◆ **Records for this exercise**:
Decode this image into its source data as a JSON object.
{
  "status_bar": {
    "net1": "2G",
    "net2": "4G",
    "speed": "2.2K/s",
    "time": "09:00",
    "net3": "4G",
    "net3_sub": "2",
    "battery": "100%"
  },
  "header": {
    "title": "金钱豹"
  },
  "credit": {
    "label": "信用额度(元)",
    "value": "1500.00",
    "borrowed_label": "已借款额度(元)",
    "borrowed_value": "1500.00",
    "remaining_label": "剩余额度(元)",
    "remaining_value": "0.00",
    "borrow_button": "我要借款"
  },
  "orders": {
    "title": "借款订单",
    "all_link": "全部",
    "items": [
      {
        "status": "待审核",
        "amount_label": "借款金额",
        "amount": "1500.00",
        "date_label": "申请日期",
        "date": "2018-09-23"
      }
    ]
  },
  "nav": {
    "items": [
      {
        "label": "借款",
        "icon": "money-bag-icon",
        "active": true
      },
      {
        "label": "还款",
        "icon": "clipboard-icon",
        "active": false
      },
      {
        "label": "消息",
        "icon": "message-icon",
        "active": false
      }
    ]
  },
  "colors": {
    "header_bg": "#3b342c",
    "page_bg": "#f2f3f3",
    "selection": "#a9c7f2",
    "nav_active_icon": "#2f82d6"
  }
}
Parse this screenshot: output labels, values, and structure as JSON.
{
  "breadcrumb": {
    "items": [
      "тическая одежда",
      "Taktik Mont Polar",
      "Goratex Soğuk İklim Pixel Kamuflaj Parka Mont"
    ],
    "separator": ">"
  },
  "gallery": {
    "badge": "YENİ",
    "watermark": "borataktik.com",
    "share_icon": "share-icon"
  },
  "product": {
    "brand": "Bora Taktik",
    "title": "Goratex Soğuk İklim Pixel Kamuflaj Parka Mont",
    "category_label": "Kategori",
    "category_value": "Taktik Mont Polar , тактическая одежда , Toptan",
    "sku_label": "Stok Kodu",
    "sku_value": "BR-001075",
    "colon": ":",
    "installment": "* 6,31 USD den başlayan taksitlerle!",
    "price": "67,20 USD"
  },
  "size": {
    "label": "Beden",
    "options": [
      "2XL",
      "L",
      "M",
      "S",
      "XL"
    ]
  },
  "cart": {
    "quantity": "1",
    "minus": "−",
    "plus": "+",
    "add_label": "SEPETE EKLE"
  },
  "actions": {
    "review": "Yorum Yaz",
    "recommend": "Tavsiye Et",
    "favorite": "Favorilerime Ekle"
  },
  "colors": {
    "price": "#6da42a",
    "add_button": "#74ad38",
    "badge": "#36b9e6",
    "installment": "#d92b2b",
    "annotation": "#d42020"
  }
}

◆ **Directions for this task**:
Return exactly the lines from the one containing "Parse this screenshot: output" through the last line of the records above, both included, and nothing else.

◆ **Response to this exercise**:
Parse this screenshot: output labels, values, and structure as JSON.
{
  "breadcrumb": {
    "items": [
      "тическая одежда",
      "Taktik Mont Polar",
      "Goratex Soğuk İklim Pixel Kamuflaj Parka Mont"
    ],
    "separator": ">"
  },
  "gallery": {
    "badge": "YENİ",
    "watermark": "borataktik.com",
    "share_icon": "share-icon"
  },
  "product": {
    "brand": "Bora Taktik",
    "title": "Goratex Soğuk İklim Pixel Kamuflaj Parka Mont",
    "category_label": "Kategori",
    "category_value": "Taktik Mont Polar , тактическая одежда , Toptan",
    "sku_label": "Stok Kodu",
    "sku_value": "BR-001075",
    "colon": ":",
    "installment": "* 6,31 USD den başlayan taksitlerle!",
    "price": "67,20 USD"
  },
  "size": {
    "label": "Beden",
    "options": [
      "2XL",
      "L",
      "M",
      "S",
      "XL"
    ]
  },
  "cart": {
    "quantity": "1",
    "minus": "−",
    "plus": "+",
    "add_label": "SEPETE EKLE"
  },
  "actions": {
    "review": "Yorum Yaz",
    "recommend": "Tavsiye Et",
    "favorite": "Favorilerime Ekle"
  },
  "colors": {
    "price": "#6da42a",
    "add_button": "#74ad38",
    "badge": "#36b9e6",
    "installment": "#d92b2b",
    "annotation": "#d42020"
  }
}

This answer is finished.